▸ EXERCISE REQUIREMENTS: Gather each line containing the string "flow" from these entries.
Start EXCERPTED DATA
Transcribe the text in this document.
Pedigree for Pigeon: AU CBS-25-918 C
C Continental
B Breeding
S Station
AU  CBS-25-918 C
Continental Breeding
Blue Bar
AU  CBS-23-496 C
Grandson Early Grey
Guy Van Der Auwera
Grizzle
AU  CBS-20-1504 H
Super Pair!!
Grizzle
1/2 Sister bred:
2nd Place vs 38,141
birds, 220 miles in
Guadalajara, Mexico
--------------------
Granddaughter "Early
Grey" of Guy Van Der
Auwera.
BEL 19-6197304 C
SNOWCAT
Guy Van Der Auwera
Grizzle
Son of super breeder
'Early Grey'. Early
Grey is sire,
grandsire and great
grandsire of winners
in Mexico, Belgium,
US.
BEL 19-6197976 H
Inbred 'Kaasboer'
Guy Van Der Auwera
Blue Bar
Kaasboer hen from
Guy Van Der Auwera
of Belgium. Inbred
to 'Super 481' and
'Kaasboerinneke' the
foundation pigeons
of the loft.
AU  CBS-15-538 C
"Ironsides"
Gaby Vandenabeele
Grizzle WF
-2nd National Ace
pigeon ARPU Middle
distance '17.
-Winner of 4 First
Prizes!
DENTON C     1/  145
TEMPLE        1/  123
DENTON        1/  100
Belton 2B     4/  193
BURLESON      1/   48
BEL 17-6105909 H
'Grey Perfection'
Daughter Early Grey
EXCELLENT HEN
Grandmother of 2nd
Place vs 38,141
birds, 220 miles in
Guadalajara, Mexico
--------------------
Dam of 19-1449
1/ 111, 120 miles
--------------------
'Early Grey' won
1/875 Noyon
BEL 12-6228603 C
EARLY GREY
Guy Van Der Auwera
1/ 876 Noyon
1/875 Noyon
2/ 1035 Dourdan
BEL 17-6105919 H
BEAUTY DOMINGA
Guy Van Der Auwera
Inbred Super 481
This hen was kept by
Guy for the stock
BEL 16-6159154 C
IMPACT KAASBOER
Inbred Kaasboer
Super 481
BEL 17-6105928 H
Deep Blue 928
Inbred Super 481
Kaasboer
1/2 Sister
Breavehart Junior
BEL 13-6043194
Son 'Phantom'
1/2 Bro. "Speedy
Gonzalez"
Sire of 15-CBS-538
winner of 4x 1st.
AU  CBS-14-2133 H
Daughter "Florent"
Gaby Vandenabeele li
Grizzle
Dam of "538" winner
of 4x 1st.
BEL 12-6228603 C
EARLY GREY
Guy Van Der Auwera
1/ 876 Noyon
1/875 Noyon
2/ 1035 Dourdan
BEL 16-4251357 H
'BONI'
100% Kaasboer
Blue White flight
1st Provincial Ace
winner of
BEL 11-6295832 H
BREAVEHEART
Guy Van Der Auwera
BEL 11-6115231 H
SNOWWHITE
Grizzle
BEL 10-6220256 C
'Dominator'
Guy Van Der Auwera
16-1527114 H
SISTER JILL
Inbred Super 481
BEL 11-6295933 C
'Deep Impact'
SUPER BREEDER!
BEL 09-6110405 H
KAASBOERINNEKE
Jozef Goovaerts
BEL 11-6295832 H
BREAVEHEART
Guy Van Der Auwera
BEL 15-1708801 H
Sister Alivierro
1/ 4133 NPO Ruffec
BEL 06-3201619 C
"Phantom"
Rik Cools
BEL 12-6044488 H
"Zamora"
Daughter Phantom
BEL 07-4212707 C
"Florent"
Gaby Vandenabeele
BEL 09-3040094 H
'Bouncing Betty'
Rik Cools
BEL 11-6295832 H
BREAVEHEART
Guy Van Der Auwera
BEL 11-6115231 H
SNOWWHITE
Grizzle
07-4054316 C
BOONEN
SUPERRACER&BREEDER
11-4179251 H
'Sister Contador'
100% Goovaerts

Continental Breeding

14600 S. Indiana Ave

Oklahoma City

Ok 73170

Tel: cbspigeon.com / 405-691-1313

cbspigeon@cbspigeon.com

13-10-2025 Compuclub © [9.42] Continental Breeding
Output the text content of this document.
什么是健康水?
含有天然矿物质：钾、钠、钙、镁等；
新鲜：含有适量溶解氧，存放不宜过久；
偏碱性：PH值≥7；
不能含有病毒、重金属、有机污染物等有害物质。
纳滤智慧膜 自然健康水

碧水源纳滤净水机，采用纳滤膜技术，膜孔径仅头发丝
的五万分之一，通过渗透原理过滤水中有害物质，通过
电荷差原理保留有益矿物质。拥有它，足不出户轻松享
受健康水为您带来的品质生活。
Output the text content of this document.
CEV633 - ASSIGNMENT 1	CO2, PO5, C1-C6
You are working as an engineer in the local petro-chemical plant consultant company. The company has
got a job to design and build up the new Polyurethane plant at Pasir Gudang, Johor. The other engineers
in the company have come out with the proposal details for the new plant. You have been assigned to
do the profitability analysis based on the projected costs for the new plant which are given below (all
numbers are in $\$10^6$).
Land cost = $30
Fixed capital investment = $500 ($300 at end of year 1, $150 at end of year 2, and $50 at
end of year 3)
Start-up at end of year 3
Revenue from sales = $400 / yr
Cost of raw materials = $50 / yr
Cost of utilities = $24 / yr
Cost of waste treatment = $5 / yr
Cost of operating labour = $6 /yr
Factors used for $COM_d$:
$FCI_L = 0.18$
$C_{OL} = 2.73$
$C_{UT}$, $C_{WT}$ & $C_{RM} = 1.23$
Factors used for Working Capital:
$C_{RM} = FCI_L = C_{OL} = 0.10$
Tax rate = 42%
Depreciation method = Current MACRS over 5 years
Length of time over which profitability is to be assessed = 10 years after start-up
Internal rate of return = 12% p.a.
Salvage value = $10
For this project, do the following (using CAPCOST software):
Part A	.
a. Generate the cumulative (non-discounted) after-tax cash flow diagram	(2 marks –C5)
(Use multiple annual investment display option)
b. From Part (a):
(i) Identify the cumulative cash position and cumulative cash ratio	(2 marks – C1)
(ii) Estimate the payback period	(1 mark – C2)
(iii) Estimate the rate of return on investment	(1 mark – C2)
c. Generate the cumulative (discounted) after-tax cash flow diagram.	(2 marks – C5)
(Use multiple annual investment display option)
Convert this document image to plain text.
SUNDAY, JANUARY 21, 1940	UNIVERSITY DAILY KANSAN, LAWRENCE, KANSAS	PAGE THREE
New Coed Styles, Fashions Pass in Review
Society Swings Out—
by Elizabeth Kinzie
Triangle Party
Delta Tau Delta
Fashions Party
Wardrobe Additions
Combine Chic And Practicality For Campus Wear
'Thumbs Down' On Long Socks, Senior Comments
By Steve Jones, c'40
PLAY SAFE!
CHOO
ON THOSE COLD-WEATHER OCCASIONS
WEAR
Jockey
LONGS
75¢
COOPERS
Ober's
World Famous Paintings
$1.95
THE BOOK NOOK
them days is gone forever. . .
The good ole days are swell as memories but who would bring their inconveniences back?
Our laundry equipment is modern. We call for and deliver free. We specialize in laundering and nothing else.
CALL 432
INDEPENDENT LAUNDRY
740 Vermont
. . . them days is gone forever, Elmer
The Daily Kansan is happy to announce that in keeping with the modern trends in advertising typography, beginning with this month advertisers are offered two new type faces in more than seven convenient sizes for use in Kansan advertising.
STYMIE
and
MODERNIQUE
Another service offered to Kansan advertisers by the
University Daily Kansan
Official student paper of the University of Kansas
End EXCERPTED DATA
▸ CORRECT RESULT:
a. Generate the cumulative (non-discounted) after-tax cash flow diagram	(2 marks –C5)
c. Generate the cumulative (discounted) after-tax cash flow diagram.	(2 marks – C5)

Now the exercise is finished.